_Written request:_ From the entries that follow, gather each line holding the word "Haar".

_Provided material:_
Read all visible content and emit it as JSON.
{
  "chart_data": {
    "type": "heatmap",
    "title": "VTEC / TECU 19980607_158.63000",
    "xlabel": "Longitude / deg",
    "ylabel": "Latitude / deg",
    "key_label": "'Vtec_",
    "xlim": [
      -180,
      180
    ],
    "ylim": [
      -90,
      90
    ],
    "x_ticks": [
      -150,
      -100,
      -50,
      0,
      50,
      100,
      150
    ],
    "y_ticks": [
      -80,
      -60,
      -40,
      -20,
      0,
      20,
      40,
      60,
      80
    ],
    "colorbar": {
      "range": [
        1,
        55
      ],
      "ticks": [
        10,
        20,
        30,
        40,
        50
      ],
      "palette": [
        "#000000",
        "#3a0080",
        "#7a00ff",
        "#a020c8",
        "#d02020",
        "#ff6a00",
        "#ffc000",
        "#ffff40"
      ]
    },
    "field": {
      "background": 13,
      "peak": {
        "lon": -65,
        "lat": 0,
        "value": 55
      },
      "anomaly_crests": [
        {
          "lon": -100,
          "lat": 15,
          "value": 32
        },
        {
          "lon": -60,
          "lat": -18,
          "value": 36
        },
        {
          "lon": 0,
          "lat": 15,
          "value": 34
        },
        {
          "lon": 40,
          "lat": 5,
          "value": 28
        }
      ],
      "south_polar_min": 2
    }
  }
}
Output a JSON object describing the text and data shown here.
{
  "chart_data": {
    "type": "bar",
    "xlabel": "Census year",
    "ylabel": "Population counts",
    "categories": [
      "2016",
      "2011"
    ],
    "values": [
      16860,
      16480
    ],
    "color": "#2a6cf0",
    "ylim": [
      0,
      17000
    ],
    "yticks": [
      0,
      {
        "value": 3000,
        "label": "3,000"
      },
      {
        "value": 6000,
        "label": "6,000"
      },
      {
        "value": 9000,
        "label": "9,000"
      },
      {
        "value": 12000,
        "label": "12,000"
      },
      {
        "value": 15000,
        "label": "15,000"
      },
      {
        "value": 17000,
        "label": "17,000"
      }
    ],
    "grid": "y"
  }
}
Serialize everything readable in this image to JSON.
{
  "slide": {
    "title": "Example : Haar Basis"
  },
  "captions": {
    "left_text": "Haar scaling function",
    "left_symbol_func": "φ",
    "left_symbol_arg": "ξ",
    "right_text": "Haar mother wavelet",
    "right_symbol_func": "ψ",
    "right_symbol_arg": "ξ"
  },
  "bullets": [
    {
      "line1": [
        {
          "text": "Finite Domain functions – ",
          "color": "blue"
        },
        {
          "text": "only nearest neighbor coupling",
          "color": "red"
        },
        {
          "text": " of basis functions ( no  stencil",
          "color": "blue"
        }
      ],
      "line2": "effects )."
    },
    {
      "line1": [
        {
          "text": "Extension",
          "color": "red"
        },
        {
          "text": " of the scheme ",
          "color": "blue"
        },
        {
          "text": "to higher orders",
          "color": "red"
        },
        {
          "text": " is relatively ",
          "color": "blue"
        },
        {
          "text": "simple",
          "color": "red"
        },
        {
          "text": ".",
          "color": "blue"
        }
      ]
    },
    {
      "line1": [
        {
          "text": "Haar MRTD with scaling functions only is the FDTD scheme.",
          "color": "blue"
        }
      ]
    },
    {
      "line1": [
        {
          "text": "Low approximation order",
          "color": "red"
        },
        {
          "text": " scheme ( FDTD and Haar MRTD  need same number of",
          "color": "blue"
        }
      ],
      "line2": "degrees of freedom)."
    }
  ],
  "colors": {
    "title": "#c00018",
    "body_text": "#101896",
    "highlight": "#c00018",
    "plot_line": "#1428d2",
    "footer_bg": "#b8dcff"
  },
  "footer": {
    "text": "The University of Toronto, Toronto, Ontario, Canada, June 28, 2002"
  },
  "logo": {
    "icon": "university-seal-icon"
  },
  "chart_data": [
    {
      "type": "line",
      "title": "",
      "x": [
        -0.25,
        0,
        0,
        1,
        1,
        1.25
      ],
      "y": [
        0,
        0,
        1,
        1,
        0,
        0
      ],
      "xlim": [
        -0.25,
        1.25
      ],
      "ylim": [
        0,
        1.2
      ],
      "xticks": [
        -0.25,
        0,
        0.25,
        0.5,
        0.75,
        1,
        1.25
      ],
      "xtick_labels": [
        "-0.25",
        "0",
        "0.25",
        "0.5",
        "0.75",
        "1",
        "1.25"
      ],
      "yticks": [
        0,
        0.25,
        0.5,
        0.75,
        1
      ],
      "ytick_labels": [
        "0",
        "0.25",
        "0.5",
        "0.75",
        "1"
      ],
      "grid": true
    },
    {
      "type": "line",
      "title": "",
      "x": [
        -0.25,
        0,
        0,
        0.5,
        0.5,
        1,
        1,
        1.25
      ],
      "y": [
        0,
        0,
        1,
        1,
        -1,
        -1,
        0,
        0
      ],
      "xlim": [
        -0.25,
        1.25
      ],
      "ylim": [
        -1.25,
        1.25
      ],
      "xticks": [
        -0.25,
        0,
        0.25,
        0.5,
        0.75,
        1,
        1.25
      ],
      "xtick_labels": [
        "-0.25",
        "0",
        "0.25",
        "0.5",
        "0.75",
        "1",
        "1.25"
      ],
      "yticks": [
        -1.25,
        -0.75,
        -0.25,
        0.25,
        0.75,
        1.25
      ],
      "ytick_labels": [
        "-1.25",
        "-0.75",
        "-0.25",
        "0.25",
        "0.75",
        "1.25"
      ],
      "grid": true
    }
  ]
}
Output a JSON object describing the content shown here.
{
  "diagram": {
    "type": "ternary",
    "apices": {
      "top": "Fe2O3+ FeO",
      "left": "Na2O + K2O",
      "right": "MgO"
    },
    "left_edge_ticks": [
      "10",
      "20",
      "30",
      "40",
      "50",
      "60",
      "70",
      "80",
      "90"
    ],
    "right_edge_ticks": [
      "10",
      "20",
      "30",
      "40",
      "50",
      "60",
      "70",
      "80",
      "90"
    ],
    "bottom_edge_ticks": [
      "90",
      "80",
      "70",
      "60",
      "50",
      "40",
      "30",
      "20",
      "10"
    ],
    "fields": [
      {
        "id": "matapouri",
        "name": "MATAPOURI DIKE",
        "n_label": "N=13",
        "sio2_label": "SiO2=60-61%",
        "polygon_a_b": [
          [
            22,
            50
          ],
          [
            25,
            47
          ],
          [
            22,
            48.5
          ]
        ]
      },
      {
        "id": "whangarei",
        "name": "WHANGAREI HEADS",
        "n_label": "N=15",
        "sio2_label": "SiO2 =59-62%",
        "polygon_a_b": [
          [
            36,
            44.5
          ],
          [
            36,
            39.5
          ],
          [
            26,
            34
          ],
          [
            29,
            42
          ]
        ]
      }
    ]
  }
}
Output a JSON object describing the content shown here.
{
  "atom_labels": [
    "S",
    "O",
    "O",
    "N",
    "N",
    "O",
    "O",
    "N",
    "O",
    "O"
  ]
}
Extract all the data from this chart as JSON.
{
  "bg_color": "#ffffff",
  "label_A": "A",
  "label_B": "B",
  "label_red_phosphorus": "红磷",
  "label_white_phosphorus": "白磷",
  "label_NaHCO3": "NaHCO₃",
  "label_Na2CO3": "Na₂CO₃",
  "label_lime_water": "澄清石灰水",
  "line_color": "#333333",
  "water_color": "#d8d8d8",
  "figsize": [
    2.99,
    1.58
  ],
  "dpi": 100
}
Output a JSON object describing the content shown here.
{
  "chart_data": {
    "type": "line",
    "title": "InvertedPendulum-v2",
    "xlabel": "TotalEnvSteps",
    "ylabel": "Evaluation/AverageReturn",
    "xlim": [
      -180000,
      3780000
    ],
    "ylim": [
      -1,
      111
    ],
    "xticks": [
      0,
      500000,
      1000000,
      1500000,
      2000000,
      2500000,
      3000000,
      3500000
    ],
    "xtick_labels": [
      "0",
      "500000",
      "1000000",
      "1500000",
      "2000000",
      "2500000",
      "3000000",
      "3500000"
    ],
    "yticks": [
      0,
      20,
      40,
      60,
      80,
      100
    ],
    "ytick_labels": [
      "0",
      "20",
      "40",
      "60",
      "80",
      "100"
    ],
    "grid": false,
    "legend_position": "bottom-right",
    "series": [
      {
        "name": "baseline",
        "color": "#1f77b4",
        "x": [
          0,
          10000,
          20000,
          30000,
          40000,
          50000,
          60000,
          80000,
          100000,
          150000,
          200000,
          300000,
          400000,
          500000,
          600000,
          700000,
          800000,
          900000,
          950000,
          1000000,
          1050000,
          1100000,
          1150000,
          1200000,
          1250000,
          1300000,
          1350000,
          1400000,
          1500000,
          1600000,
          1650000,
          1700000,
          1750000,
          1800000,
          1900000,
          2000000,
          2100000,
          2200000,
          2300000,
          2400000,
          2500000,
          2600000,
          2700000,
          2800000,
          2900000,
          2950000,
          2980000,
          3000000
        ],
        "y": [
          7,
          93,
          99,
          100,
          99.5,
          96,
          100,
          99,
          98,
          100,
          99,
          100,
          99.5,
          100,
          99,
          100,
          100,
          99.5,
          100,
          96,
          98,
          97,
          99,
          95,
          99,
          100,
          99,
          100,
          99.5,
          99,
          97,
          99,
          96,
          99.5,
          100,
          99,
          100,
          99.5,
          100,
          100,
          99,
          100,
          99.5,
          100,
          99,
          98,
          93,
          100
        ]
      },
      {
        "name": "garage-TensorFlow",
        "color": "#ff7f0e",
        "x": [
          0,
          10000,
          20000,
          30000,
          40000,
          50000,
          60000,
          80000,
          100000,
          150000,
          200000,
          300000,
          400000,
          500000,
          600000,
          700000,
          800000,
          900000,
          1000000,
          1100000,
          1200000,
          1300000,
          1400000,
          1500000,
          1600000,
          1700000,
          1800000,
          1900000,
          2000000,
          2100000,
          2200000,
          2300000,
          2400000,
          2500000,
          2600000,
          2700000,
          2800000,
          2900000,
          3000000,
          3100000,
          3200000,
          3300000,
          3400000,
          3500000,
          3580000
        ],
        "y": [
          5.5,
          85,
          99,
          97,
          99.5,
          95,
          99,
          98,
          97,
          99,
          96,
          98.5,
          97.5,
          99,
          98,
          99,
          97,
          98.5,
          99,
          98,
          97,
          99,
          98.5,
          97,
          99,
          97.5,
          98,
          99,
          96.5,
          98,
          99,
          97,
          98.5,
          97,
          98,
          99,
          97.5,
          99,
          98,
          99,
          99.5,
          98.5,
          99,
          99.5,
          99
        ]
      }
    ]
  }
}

_Output below:_
    "title": "Example : Haar Basis"
    "left_text": "Haar scaling function",
    "right_text": "Haar mother wavelet",
          "text": "Haar MRTD with scaling functions only is the FDTD scheme.",
          "text": " scheme ( FDTD and Haar MRTD  need same number of",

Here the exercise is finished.